Exercise aim
Identify the lines that contain the string "name" and report only how many there are.

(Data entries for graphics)

----------------------------------------

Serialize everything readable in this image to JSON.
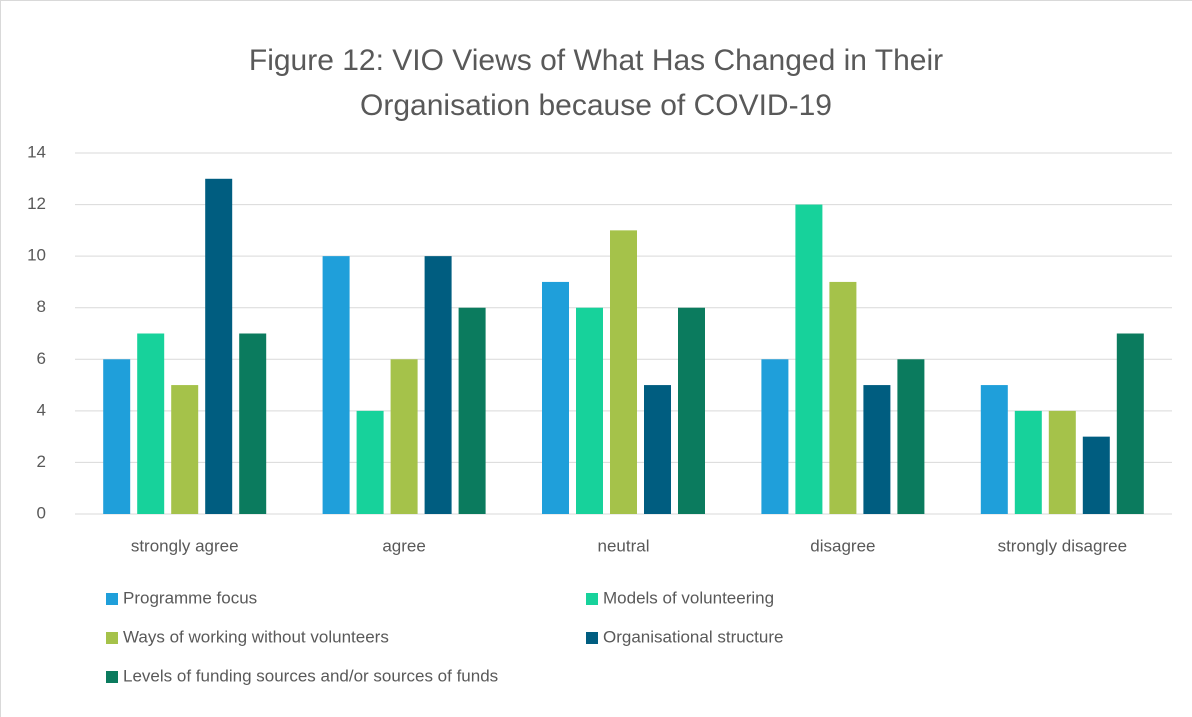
{
  "chart_data": {
    "type": "bar",
    "title": "Figure 12: VIO Views of What Has Changed in Their Organisation because of COVID-19",
    "categories": [
      "strongly agree",
      "agree",
      "neutral",
      "disagree",
      "strongly disagree"
    ],
    "series": [
      {
        "name": "Programme focus",
        "color": "#1f9fda",
        "values": [
          6,
          10,
          9,
          6,
          5
        ]
      },
      {
        "name": "Models of volunteering",
        "color": "#17d29b",
        "values": [
          7,
          4,
          8,
          12,
          4
        ]
      },
      {
        "name": "Ways of working without volunteers",
        "color": "#a5c24a",
        "values": [
          5,
          6,
          11,
          9,
          4
        ]
      },
      {
        "name": "Organisational structure",
        "color": "#005d80",
        "values": [
          13,
          10,
          5,
          5,
          3
        ]
      },
      {
        "name": "Levels of funding sources and/or sources of funds",
        "color": "#0b7b5e",
        "values": [
          7,
          8,
          8,
          6,
          7
        ]
      }
    ],
    "ylim": [
      0,
      14
    ],
    "yticks": [
      0,
      2,
      4,
      6,
      8,
      10,
      12,
      14
    ],
    "grid": true,
    "legend": "bottom"
  }
}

----------------------------------------

Output for this task
5